* [TEXT SEGMENT]:
· · · · · · ·

Tesseract is an optical character recognition (OCR) engine originally developed by Hewlett Packard, in 2005 it was open sourced under Apache license. Its development is now supported by Google. Version 3.0 was released in September 2010 apart from other things this version offers support for Polish language.
Wiki at Tesseract website is a bit messy, that is why I decided to describe my experience with building and installation of Tesseract 3.0. I was working on Ubuntu 10.10 server edition, deployed on virtual machine created using Oracle Virtual Box.
First, I’ve install build-essential and autoconf:
sudo apt-get install build-essential sudo apt-get install autoconf
Next, step according to Tesseract wiki is to install dependencies:
sudo apt-get install libpng12-dev sudo apt-get install libjpeg62-dev sudo apt-get install libtiff4-dev sudo apt-get install zlib1g-dev
Please note, that the name of zlib1g-dev package is misspelled in the wiki.
I’ve tried to install libleptonica (Leptonica is also required dependency) package from default Ubuntu repositories but Tesseract’s ./configure script does not recognize that it is installed. To cope with that I have downloaded sources of Leptonica 1.6.7 from its Google Code website and than followed rather standard build process:
./configure make sudo make install sudo ldconfig
The next step was downloading tesseract-3.00.tar.gz from Tesseract project website. Uncompress archive, go to tesseract-3.0 directory and invoke:
After invoking ./configure you should check config_auto.h is dependencies were recognised by ./configure script. Header file should contain #define for HAVE_LIBLEPT, HAVE_LIBPNG, HAVE_LIBTIFF, HAVE_LIBJPEG and HAVE_ZLIB.
make sudo make install sudo ldconfig
Without ldconfig you might experience problems with launching Tesseract.
Download languages of your choice from Tesseract website and place them (uncompress first) in your tessdata folder (by default /usr/local/share/tessdata).
Now run the OCR using:
tesseract phototest.tiff out.txt -l eng more out.txt
Hope that this will be helpful.

· · · · · · ·

* [WHAT THE TASK ASKS]:
According to the Tesseract installation guide, which version of Leptonica was downloaded and built from source? The listing that follows is drawn from a separate source.

· · · · · · ·

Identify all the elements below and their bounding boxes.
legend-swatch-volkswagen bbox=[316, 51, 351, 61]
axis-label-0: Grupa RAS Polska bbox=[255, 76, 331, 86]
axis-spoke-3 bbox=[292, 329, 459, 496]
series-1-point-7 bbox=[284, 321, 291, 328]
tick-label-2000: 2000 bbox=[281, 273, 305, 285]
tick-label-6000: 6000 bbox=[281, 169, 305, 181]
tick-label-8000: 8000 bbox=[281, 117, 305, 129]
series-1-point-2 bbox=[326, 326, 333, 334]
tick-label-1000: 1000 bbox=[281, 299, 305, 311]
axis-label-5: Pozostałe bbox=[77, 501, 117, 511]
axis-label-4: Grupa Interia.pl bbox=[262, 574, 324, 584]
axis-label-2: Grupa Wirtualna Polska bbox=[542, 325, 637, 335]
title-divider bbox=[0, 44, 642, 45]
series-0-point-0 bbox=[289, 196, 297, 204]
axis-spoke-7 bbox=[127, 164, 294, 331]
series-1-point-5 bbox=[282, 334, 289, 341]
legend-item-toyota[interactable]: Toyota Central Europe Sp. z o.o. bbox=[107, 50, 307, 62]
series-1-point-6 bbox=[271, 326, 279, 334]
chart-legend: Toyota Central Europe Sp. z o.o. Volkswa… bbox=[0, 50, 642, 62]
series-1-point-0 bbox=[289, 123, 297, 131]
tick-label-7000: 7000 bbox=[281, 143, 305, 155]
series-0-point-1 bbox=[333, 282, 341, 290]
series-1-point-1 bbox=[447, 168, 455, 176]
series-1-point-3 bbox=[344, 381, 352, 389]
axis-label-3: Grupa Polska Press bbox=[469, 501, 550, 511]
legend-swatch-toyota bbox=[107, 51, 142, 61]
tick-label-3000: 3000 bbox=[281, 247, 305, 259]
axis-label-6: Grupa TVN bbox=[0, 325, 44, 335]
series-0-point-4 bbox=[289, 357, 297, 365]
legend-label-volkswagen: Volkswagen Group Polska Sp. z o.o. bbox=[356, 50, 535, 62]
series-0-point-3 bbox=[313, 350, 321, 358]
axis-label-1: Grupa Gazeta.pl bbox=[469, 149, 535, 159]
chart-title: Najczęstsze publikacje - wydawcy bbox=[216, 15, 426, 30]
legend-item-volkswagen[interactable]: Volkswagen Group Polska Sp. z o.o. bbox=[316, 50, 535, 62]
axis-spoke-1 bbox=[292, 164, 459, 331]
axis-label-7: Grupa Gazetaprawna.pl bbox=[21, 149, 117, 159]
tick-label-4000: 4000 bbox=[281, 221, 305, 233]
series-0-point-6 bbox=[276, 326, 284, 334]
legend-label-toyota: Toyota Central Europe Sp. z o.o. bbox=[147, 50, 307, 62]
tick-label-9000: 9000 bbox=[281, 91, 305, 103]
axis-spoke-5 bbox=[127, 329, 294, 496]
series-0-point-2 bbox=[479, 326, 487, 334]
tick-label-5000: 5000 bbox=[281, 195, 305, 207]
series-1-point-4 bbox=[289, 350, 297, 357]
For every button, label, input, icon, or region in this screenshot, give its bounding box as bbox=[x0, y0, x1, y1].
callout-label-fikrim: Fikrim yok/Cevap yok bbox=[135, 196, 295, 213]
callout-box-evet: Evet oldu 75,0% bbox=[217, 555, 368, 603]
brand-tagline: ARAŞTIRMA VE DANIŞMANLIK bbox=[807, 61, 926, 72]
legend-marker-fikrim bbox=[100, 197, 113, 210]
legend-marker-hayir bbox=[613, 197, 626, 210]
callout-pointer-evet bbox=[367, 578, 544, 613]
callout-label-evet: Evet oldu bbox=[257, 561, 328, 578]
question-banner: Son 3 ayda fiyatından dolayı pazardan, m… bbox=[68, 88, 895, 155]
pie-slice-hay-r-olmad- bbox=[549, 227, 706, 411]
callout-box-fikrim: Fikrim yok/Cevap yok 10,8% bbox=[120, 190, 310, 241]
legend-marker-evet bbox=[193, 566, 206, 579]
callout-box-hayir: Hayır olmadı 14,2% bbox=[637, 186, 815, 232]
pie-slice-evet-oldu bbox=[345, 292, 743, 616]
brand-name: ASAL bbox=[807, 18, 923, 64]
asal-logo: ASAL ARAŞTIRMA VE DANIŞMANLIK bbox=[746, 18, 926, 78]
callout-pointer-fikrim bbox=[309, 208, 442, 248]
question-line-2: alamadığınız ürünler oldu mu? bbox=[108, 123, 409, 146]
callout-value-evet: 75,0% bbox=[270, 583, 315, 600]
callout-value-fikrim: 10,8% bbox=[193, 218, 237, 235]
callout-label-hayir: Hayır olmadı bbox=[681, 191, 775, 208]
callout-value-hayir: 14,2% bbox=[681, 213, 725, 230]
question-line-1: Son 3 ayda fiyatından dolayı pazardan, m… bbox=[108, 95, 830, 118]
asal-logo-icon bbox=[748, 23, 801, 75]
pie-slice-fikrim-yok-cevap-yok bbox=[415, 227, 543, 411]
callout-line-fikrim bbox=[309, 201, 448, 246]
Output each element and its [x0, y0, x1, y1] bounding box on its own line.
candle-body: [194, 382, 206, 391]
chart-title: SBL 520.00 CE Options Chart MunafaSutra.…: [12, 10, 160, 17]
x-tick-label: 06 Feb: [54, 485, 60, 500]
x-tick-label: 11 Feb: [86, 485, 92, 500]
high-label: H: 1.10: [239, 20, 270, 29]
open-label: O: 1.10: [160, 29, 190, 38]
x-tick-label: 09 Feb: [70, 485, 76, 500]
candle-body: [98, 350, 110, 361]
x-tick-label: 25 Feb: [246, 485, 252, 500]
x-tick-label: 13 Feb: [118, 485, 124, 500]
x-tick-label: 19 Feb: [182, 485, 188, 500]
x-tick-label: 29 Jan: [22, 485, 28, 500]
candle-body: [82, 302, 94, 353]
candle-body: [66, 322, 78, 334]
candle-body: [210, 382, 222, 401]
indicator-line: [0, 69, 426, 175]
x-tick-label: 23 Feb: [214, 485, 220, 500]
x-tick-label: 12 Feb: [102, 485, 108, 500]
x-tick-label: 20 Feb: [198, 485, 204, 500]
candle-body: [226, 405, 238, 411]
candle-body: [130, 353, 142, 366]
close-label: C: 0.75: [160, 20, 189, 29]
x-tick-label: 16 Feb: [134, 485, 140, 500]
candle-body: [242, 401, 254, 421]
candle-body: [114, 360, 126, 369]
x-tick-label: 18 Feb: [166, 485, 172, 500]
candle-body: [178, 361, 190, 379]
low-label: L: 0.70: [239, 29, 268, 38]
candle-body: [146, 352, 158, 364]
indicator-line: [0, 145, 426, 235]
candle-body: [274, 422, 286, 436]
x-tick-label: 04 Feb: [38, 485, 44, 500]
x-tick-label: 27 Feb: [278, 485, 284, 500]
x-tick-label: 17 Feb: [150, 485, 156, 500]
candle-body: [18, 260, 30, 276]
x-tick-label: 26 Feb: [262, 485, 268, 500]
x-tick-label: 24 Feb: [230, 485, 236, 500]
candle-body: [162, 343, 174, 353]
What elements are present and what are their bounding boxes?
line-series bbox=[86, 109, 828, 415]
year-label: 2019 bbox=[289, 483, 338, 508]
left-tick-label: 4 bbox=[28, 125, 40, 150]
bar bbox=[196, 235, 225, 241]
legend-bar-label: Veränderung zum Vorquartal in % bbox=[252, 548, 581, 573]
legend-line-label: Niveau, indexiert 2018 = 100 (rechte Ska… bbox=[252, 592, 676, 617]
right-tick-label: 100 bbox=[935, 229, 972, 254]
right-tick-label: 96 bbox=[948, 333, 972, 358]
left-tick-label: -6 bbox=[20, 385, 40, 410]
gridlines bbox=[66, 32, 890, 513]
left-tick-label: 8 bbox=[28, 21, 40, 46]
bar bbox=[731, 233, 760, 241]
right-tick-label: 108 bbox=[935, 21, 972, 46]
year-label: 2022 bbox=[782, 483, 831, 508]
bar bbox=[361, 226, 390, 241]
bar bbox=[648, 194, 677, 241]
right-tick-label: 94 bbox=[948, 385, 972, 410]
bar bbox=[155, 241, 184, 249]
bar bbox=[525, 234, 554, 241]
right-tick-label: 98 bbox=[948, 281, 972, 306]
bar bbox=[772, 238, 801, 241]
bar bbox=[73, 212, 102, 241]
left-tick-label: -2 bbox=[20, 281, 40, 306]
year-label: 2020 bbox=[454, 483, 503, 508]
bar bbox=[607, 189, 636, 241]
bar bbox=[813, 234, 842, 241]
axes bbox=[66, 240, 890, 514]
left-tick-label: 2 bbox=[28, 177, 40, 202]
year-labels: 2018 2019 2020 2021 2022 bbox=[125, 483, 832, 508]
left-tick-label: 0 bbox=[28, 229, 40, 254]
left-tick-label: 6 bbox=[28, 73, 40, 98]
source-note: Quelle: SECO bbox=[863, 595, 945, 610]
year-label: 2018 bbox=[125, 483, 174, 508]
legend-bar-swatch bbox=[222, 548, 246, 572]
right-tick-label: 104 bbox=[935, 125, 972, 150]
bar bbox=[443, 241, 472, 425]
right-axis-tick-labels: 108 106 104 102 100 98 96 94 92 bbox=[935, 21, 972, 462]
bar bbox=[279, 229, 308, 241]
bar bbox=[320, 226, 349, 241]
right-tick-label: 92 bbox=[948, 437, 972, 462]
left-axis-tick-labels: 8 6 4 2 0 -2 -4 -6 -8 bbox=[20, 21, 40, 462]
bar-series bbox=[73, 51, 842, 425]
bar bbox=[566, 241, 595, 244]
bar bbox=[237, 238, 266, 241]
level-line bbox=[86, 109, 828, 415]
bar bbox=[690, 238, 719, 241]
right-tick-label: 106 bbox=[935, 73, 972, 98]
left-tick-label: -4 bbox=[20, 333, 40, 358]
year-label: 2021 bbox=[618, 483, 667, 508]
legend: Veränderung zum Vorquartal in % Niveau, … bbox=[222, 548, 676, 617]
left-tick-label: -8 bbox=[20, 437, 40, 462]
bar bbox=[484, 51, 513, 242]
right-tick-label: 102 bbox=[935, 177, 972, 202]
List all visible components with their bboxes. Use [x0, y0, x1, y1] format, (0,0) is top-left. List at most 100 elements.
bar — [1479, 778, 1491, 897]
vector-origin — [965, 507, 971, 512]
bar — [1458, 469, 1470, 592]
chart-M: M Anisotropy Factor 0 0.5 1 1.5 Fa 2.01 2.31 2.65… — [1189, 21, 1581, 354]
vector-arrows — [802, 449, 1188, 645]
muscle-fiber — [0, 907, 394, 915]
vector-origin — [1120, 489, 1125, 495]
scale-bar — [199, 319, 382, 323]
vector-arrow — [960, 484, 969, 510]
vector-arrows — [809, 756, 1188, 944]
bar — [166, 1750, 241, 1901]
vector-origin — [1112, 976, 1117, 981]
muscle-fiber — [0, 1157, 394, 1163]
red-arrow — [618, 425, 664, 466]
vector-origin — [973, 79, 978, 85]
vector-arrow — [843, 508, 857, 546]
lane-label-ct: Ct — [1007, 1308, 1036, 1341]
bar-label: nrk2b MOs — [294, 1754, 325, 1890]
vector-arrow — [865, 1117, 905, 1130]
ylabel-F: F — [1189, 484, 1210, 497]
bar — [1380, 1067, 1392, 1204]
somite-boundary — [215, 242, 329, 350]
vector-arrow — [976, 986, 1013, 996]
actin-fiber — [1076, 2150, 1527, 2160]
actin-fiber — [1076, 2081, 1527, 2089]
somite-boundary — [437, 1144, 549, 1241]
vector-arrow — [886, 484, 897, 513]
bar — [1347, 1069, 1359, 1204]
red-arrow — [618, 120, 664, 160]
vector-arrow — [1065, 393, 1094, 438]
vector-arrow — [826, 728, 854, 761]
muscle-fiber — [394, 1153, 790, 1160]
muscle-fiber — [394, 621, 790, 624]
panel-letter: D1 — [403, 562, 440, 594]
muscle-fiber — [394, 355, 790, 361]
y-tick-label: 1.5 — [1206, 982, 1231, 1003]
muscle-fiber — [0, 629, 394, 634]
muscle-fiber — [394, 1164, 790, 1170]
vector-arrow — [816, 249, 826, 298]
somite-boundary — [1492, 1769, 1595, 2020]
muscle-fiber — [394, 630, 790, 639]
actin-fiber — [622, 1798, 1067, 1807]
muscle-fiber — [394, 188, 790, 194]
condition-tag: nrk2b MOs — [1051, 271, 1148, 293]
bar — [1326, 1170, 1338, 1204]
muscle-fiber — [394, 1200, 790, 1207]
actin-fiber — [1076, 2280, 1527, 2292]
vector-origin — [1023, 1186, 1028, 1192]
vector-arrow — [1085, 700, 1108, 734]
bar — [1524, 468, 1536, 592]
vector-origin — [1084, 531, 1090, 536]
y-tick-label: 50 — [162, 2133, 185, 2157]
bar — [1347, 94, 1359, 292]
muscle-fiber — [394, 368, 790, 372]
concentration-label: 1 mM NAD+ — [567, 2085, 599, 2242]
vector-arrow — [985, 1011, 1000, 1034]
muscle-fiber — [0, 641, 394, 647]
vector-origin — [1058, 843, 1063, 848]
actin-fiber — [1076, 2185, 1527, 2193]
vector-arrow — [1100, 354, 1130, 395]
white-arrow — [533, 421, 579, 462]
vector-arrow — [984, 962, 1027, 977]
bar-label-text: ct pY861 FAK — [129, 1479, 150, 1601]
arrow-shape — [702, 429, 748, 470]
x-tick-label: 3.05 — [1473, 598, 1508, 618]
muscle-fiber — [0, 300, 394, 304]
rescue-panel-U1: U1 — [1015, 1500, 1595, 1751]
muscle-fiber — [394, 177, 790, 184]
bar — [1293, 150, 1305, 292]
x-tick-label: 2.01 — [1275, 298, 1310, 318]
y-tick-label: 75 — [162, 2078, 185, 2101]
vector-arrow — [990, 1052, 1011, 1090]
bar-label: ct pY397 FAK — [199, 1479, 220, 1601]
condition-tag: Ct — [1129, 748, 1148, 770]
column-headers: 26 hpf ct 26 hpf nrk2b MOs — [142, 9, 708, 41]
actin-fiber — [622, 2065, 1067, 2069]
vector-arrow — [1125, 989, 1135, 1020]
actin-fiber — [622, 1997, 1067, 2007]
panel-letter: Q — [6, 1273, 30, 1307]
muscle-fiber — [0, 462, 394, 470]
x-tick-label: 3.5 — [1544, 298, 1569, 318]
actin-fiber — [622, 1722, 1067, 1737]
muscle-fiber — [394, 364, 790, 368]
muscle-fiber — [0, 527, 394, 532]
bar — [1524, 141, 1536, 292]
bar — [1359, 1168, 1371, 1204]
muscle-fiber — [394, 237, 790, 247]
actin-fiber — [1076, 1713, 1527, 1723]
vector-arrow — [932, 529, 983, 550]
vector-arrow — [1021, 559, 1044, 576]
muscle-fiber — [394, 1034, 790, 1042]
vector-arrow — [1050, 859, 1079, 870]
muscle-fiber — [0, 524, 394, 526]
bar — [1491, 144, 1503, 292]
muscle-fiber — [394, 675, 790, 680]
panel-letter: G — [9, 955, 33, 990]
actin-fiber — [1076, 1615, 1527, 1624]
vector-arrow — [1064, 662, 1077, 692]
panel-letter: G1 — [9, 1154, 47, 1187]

· · · · · · ·

* [SOLUTION]:
Leptonica 1.6.7.